▶ The request
Turn the lines of the records into a numbered list, starting at the line that contains "candle-body [325,281,327,283]" and ending after the line that contains "candle-body [122,398,124,402]". Leave out any blank lines.

▶ Record extracts
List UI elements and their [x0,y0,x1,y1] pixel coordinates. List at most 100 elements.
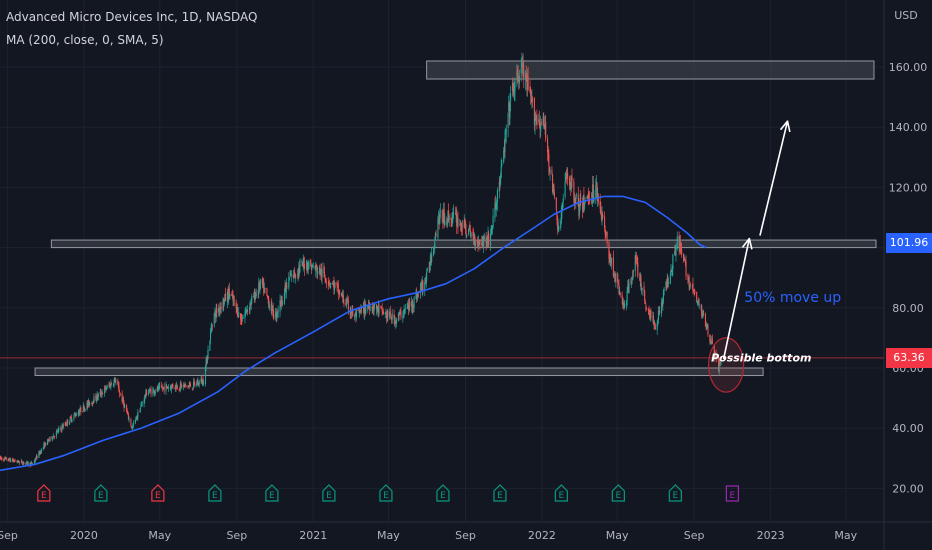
candle-body [325,281,327,283]
candle-body [372,306,374,310]
candle-body [578,205,581,215]
candle-body [466,234,468,237]
earnings-marker-shape [37,484,51,502]
earnings-marker-icon[interactable]: E [37,484,51,502]
candle-body [198,382,200,385]
candle-body [380,306,383,308]
candle-body [251,296,253,301]
candle-body [650,310,652,318]
candle-body [69,416,71,422]
candle-body [84,408,86,410]
candle-body [66,420,68,424]
candle-body [122,398,124,402]
candle-body [193,380,195,383]
candle-body [626,290,628,303]
candle-body [679,241,681,249]
time-tick-label: Sep [0,529,18,542]
candle-body [600,214,602,220]
time-tick-label: May [377,529,400,542]
candle-body [622,297,624,306]
candle-body [96,394,98,400]
candle-body [334,283,336,291]
candle-body [126,405,128,412]
candle-body [468,227,470,229]
candle-body [92,402,94,404]
candle-body [320,268,322,275]
candle-body [238,312,240,317]
candle-body [543,124,545,129]
earnings-marker-icon[interactable]: E [436,484,450,502]
candle-body [573,198,576,204]
candle-body [302,262,304,267]
candle-body [211,326,213,329]
candle-body [482,236,484,246]
candle-body [352,308,354,316]
candle-body [207,349,209,359]
candle-body [25,463,27,465]
candle-body [124,405,126,408]
candle-body [448,210,450,222]
candle-body [176,385,178,389]
candle-body [355,310,358,318]
candle-body [416,292,418,300]
earnings-marker-icon[interactable]: E [379,484,393,502]
earnings-marker-icon[interactable]: E [208,484,222,502]
candle-body [399,311,401,312]
candle-body [5,457,7,461]
candle-body [654,322,656,326]
candle-body [316,267,318,274]
candle-body [671,268,673,272]
earnings-marker-icon[interactable]: E [94,484,108,502]
candle-body [448,215,450,221]
earnings-marker-icon[interactable]: E [493,484,507,502]
candle-body [714,353,717,357]
price-axis[interactable]: USD20.0040.0060.0080.00100.00120.00140.0… [884,0,932,550]
candle-body [249,303,251,311]
candle-body [432,247,435,256]
candle-body [382,311,384,315]
candle-body [421,281,423,292]
candle-body [434,233,436,240]
candle-body [334,282,336,284]
candle-body [241,318,243,322]
candle-body [80,407,82,413]
time-tick-label: May [606,529,629,542]
earnings-marker-icon[interactable]: E [725,485,739,502]
candle-body [456,213,458,227]
candle-body [530,90,532,96]
candle-body [662,300,664,305]
candle-body [180,382,182,385]
candle-body [424,279,426,283]
candle-body [226,291,228,302]
candle-body [481,236,483,245]
time-tick-label: 2021 [299,529,327,542]
candle-body [571,176,573,182]
candle-body [57,430,59,433]
earnings-marker-icon[interactable]: E [322,484,336,502]
indicator-legend[interactable]: MA (200, close, 0, SMA, 5) [6,33,164,47]
earnings-marker-icon[interactable]: E [668,484,682,502]
time-tick-label: Sep [684,529,705,542]
candle-body [553,184,555,191]
candle-body [380,305,382,309]
earnings-marker-icon[interactable]: E [611,484,625,502]
candle-body [40,448,42,454]
candle-body [131,426,133,428]
candle-body [43,443,46,448]
candle-body [400,312,402,318]
candle-body [374,303,376,306]
candle-body [397,313,400,320]
earnings-marker-icon[interactable]: E [554,484,568,502]
candle-body [82,411,84,413]
time-tick-label: May [834,529,857,542]
earnings-marker-shape [725,485,739,502]
candle-body [0,456,2,459]
earnings-marker-icon[interactable]: E [265,484,279,502]
candle-body [132,423,134,427]
earnings-marker-icon[interactable]: E [151,484,165,502]
candle-body [617,282,619,284]
candle-body [146,389,148,395]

▶ Response to this exercise
1. candle-body [325,281,327,283]
2. candle-body [372,306,374,310]
3. candle-body [578,205,581,215]
4. candle-body [466,234,468,237]
5. earnings-marker-shape [37,484,51,502]
6. earnings-marker-icon[interactable]: E [37,484,51,502]
7. candle-body [198,382,200,385]
8. candle-body [380,306,383,308]
9. candle-body [251,296,253,301]
10. candle-body [650,310,652,318]
11. candle-body [69,416,71,422]
12. candle-body [84,408,86,410]
13. candle-body [66,420,68,424]
14. candle-body [122,398,124,402]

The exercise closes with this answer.